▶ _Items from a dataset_
┏━━

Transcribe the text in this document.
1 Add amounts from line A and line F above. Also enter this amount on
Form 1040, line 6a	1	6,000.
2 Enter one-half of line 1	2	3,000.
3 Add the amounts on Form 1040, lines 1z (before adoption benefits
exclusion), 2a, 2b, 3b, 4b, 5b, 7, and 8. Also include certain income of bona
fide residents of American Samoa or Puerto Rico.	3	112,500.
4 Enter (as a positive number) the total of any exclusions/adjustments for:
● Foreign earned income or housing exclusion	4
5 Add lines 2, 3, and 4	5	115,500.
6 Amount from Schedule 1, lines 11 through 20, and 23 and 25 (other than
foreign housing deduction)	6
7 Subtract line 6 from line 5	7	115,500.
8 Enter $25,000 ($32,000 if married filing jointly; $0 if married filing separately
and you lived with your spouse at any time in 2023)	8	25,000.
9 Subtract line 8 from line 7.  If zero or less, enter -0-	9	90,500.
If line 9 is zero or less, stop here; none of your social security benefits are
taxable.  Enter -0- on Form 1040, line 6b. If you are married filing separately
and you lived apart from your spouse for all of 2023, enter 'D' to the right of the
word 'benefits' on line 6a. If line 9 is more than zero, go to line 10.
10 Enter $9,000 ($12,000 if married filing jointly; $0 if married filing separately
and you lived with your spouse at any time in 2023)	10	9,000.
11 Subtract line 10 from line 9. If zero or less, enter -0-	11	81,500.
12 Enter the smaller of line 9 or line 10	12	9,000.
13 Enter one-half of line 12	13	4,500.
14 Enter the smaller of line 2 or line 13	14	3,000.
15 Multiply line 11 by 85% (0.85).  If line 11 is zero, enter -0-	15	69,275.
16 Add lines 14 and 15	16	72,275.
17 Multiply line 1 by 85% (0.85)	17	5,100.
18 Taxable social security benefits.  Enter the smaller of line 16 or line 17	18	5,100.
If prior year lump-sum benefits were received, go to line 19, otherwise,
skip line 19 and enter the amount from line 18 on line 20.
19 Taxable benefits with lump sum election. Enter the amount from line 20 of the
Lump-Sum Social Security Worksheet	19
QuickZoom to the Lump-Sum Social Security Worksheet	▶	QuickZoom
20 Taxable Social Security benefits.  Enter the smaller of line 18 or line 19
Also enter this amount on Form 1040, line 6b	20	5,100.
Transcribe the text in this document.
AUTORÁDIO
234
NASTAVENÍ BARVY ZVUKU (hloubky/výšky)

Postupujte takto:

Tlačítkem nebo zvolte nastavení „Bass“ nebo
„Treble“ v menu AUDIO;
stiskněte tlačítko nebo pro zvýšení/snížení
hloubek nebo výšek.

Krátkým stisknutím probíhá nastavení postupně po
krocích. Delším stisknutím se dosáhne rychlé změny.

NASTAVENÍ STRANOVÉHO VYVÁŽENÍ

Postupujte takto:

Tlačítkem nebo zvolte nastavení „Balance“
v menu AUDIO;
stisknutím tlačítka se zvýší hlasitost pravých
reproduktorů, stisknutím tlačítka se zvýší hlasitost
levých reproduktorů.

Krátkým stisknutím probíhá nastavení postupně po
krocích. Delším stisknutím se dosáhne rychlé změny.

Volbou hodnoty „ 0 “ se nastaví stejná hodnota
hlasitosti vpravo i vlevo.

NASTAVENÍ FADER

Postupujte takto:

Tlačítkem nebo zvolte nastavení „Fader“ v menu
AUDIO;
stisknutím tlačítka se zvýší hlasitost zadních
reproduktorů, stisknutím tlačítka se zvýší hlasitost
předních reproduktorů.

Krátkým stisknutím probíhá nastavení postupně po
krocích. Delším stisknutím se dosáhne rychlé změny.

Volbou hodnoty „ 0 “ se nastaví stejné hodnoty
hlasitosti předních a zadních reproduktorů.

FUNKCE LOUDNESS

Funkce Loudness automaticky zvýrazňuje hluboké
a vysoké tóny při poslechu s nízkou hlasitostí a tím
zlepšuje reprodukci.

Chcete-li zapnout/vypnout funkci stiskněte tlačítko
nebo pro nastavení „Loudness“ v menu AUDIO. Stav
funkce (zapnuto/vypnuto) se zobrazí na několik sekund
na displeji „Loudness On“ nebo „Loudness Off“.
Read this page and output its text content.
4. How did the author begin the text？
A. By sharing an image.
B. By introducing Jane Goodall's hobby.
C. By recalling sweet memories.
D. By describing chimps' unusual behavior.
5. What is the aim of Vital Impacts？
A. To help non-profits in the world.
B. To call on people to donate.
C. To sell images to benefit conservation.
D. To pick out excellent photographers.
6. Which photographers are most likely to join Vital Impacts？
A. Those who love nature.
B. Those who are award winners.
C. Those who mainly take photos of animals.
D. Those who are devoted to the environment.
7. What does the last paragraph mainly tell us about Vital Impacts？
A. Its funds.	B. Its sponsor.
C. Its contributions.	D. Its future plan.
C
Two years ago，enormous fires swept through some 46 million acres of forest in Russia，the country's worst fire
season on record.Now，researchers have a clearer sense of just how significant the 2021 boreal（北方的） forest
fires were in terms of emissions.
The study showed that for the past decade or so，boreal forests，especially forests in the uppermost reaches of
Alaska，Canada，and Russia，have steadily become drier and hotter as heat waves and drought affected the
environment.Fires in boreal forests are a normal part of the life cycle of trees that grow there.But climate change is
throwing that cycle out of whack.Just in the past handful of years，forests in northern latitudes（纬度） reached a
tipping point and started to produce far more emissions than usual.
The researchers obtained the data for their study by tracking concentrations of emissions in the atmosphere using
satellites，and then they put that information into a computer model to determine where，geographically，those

┗━━

▶ _Task directions_
List each line holding the string "than".

▶ _Task result_
6 Amount from Schedule 1, lines 11 through 20, and 23 and 25 (other than
word 'benefits' on line 6a. If line 9 is more than zero, go to line 10.
tipping point and started to produce far more emissions than usual.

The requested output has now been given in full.